#### Your objective
Without including any pictures, write out the listing below exactly.

## begin Data supplied

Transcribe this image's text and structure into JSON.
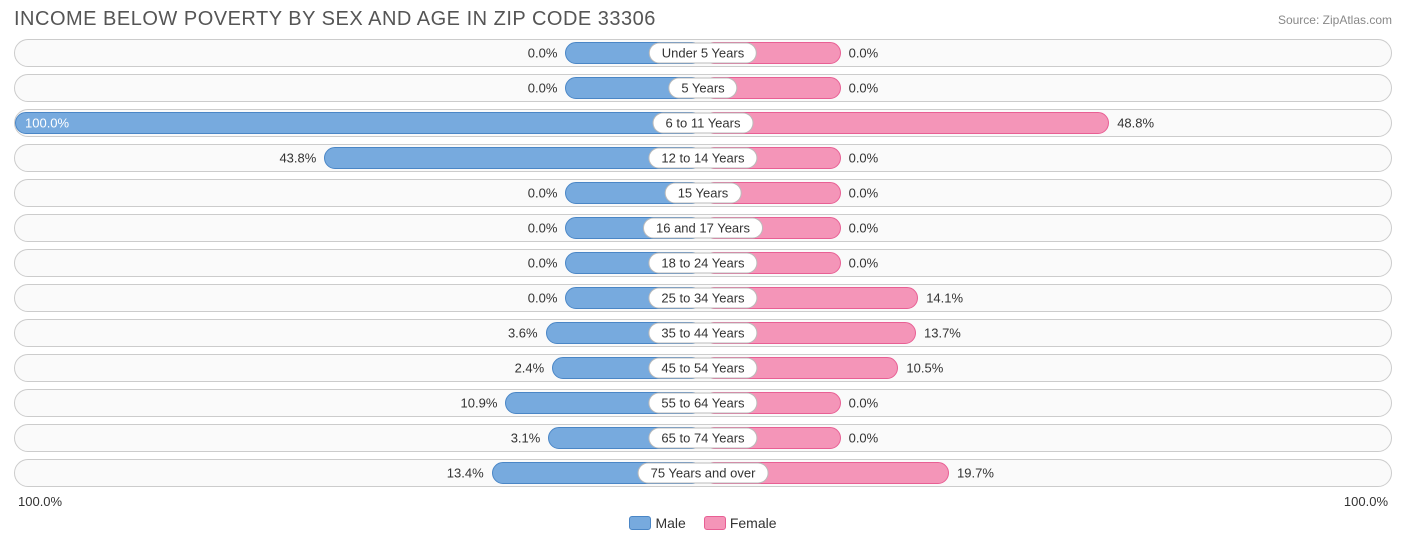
{
  "header": {
    "title": "INCOME BELOW POVERTY BY SEX AND AGE IN ZIP CODE 33306",
    "source": "Source: ZipAtlas.com"
  },
  "chart": {
    "type": "diverging-bar",
    "male_color": "#77aade",
    "male_border": "#4a86c6",
    "female_color": "#f495b8",
    "female_border": "#e85f94",
    "track_bg": "#fafafa",
    "track_border": "#cccccc",
    "label_fontsize": 13,
    "min_bar_pct": 20,
    "axis_left": "100.0%",
    "axis_right": "100.0%",
    "rows": [
      {
        "category": "Under 5 Years",
        "male": 0.0,
        "female": 0.0
      },
      {
        "category": "5 Years",
        "male": 0.0,
        "female": 0.0
      },
      {
        "category": "6 to 11 Years",
        "male": 100.0,
        "female": 48.8
      },
      {
        "category": "12 to 14 Years",
        "male": 43.8,
        "female": 0.0
      },
      {
        "category": "15 Years",
        "male": 0.0,
        "female": 0.0
      },
      {
        "category": "16 and 17 Years",
        "male": 0.0,
        "female": 0.0
      },
      {
        "category": "18 to 24 Years",
        "male": 0.0,
        "female": 0.0
      },
      {
        "category": "25 to 34 Years",
        "male": 0.0,
        "female": 14.1
      },
      {
        "category": "35 to 44 Years",
        "male": 3.6,
        "female": 13.7
      },
      {
        "category": "45 to 54 Years",
        "male": 2.4,
        "female": 10.5
      },
      {
        "category": "55 to 64 Years",
        "male": 10.9,
        "female": 0.0
      },
      {
        "category": "65 to 74 Years",
        "male": 3.1,
        "female": 0.0
      },
      {
        "category": "75 Years and over",
        "male": 13.4,
        "female": 19.7
      }
    ]
  },
  "legend": {
    "male": "Male",
    "female": "Female"
  }
}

## end Data supplied

#### Exercise output
Transcribe this image's text and structure into JSON.
{
  "header": {
    "title": "INCOME BELOW POVERTY BY SEX AND AGE IN ZIP CODE 33306",
    "source": "Source: ZipAtlas.com"
  },
  "chart": {
    "type": "diverging-bar",
    "male_color": "#77aade",
    "male_border": "#4a86c6",
    "female_color": "#f495b8",
    "female_border": "#e85f94",
    "track_bg": "#fafafa",
    "track_border": "#cccccc",
    "label_fontsize": 13,
    "min_bar_pct": 20,
    "axis_left": "100.0%",
    "axis_right": "100.0%",
    "rows": [
      {
        "category": "Under 5 Years",
        "male": 0.0,
        "female": 0.0
      },
      {
        "category": "5 Years",
        "male": 0.0,
        "female": 0.0
      },
      {
        "category": "6 to 11 Years",
        "male": 100.0,
        "female": 48.8
      },
      {
        "category": "12 to 14 Years",
        "male": 43.8,
        "female": 0.0
      },
      {
        "category": "15 Years",
        "male": 0.0,
        "female": 0.0
      },
      {
        "category": "16 and 17 Years",
        "male": 0.0,
        "female": 0.0
      },
      {
        "category": "18 to 24 Years",
        "male": 0.0,
        "female": 0.0
      },
      {
        "category": "25 to 34 Years",
        "male": 0.0,
        "female": 14.1
      },
      {
        "category": "35 to 44 Years",
        "male": 3.6,
        "female": 13.7
      },
      {
        "category": "45 to 54 Years",
        "male": 2.4,
        "female": 10.5
      },
      {
        "category": "55 to 64 Years",
        "male": 10.9,
        "female": 0.0
      },
      {
        "category": "65 to 74 Years",
        "male": 3.1,
        "female": 0.0
      },
      {
        "category": "75 Years and over",
        "male": 13.4,
        "female": 19.7
      }
    ]
  },
  "legend": {
    "male": "Male",
    "female": "Female"
  }
}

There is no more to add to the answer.